**Given problem:** Look through the data below. Show each line where the string "فيشتمل" occurs.

**Record set:**
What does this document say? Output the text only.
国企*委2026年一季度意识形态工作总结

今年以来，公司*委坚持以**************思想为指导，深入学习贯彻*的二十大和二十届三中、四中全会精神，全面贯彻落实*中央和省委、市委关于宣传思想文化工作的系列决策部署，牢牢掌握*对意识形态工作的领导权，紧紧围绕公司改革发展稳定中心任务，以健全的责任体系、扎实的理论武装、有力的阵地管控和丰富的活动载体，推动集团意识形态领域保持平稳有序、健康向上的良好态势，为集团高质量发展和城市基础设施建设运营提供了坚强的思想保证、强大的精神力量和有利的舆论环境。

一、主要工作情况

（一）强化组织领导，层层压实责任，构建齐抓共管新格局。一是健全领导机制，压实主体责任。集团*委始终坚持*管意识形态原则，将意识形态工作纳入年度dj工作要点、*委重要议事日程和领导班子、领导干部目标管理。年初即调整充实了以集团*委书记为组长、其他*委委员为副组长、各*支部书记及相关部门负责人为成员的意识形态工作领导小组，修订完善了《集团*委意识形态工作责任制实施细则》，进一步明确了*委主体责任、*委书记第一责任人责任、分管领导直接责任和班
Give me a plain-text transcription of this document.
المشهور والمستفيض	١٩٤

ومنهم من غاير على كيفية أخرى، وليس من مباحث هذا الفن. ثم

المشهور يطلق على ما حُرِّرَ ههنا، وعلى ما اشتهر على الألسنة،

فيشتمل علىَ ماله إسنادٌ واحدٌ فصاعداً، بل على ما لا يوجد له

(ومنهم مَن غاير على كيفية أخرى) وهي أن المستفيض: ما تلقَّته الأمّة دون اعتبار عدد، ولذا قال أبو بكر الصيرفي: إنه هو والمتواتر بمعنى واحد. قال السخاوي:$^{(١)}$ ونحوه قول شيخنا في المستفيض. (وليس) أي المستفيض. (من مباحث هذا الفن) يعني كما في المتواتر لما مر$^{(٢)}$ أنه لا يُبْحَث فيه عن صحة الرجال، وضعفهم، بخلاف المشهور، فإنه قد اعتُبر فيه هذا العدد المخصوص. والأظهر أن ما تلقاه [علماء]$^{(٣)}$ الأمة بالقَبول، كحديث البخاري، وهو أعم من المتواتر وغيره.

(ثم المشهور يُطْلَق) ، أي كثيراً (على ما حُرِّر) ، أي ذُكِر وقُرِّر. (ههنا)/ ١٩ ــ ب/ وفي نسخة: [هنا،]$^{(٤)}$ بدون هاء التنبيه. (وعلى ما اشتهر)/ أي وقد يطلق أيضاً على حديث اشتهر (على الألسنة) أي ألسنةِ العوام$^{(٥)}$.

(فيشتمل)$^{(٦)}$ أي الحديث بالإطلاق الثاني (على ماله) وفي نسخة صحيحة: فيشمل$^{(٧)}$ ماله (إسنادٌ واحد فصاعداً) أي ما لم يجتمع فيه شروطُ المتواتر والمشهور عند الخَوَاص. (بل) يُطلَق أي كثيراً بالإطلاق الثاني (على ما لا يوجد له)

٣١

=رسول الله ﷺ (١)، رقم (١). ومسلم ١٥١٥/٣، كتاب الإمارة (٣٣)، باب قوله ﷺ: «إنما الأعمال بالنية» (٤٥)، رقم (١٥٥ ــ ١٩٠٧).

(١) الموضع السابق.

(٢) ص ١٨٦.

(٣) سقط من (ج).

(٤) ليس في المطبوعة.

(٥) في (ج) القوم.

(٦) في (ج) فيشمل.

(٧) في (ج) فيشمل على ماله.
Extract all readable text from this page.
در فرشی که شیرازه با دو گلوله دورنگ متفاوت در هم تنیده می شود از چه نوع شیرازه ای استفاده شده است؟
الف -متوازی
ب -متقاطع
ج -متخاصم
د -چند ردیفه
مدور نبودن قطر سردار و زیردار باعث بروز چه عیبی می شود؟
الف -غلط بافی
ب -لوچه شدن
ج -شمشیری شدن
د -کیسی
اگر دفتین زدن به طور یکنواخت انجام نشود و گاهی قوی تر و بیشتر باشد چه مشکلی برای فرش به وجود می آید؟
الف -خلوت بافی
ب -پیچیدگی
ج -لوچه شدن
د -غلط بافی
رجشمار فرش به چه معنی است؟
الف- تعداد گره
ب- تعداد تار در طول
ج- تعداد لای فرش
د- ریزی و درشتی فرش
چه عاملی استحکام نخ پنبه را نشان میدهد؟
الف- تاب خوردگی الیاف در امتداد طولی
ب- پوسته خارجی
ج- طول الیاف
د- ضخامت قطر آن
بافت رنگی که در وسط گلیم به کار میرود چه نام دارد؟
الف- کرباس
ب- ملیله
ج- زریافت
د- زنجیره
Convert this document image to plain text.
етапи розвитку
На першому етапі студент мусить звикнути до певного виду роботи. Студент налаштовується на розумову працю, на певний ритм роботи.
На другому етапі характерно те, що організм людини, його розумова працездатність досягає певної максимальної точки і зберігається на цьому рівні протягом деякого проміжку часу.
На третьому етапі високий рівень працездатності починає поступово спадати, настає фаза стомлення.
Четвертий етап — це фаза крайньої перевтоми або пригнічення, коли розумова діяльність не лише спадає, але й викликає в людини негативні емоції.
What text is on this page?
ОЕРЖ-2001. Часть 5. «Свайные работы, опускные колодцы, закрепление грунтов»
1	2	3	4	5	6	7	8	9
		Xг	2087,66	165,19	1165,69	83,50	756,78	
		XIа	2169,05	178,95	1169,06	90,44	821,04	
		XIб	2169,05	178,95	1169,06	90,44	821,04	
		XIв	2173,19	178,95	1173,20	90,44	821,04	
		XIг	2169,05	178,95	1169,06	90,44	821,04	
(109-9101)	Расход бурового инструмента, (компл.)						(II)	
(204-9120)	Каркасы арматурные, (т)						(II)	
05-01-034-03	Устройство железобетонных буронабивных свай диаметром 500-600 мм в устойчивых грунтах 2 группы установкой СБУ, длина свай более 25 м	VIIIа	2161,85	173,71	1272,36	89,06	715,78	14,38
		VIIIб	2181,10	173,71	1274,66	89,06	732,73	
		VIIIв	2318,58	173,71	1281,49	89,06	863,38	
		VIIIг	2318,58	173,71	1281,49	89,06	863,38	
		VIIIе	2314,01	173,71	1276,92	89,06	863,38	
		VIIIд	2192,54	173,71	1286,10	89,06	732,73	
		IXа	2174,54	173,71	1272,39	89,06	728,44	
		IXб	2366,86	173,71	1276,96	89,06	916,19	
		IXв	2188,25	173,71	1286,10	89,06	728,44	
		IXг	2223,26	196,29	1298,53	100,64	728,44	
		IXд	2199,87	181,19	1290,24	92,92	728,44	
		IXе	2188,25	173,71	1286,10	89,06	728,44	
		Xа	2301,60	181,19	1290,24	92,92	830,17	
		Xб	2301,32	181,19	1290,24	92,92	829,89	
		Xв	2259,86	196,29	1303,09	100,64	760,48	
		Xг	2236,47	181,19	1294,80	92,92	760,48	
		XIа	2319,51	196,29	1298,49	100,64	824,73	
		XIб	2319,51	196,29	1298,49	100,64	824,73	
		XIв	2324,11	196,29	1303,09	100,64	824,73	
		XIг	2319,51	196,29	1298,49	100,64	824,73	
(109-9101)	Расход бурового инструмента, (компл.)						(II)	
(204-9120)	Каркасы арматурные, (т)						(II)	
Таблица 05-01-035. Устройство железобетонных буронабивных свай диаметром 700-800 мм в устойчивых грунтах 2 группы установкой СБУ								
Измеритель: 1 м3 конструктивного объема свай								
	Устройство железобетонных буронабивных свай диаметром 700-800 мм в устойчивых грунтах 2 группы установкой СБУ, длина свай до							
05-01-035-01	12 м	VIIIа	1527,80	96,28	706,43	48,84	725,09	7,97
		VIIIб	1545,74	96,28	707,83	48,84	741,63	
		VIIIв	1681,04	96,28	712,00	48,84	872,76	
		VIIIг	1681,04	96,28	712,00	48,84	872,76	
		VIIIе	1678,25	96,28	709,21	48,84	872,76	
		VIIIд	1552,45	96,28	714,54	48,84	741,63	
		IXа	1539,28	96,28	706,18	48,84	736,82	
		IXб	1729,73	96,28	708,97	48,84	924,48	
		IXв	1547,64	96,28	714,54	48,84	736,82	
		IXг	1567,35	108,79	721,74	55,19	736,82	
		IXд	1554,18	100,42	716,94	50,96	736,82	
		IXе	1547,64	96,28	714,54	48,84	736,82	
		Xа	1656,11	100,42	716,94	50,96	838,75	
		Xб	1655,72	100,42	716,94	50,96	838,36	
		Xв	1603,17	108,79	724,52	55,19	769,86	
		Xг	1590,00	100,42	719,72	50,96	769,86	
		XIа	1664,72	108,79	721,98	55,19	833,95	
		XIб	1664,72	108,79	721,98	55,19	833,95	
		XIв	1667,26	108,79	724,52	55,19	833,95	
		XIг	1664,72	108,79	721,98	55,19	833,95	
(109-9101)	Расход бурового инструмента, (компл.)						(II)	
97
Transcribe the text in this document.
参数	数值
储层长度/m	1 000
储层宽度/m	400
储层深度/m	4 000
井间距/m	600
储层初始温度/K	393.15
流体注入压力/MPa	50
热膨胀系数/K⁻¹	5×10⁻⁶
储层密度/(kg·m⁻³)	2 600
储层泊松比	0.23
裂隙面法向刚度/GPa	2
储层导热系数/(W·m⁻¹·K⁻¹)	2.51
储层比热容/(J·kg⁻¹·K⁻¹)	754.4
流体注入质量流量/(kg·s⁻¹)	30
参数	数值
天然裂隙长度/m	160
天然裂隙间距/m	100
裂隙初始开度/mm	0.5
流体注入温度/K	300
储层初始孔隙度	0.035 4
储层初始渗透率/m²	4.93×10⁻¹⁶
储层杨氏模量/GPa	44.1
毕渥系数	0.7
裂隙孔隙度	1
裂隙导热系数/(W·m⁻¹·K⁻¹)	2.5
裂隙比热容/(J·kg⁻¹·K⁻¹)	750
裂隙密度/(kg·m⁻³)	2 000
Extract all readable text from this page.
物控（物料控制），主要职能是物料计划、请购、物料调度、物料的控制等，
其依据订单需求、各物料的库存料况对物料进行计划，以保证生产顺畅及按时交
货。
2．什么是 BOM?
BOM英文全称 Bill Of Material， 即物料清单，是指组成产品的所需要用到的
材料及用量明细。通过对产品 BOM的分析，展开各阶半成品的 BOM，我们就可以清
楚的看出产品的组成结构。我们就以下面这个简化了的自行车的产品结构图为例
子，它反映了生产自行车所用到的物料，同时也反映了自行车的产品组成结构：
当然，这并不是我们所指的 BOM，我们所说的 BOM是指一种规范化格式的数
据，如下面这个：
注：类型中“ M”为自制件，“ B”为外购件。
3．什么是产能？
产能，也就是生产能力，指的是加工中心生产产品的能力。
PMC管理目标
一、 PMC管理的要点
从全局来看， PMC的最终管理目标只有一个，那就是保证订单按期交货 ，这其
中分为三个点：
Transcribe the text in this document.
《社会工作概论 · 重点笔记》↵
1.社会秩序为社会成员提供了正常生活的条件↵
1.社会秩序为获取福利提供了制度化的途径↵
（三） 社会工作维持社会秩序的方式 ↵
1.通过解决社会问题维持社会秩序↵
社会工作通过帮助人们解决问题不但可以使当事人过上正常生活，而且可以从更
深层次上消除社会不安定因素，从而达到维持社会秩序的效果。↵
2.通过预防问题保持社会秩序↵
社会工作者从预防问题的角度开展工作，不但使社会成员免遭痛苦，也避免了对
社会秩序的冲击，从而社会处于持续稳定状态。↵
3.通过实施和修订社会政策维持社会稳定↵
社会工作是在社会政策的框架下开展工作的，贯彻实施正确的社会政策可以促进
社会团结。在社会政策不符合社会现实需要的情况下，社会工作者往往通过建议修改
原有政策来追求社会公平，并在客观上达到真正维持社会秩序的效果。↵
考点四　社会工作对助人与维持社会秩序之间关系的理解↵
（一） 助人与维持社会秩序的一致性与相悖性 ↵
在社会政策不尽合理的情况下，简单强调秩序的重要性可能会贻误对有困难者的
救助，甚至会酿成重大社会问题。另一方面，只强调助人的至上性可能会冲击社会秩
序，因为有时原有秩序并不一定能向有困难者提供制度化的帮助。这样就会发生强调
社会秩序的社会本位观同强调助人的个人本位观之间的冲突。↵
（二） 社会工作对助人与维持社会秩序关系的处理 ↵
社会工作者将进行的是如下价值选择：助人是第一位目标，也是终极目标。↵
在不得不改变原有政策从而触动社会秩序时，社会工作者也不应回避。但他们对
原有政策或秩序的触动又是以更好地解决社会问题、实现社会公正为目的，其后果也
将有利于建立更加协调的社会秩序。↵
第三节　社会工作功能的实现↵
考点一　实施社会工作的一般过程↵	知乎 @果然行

**Full answer:**
فيشتمل علىَ ماله إسنادٌ واحدٌ فصاعداً، بل على ما لا يوجد له
(فيشتمل)$^{(٦)}$ أي الحديث بالإطلاق الثاني (على ماله) وفي نسخة صحيحة: فيشمل$^{(٧)}$ ماله (إسنادٌ واحد فصاعداً) أي ما لم يجتمع فيه شروطُ المتواتر والمشهور عند الخَوَاص. (بل) يُطلَق أي كثيراً بالإطلاق الثاني (على ما لا يوجد له)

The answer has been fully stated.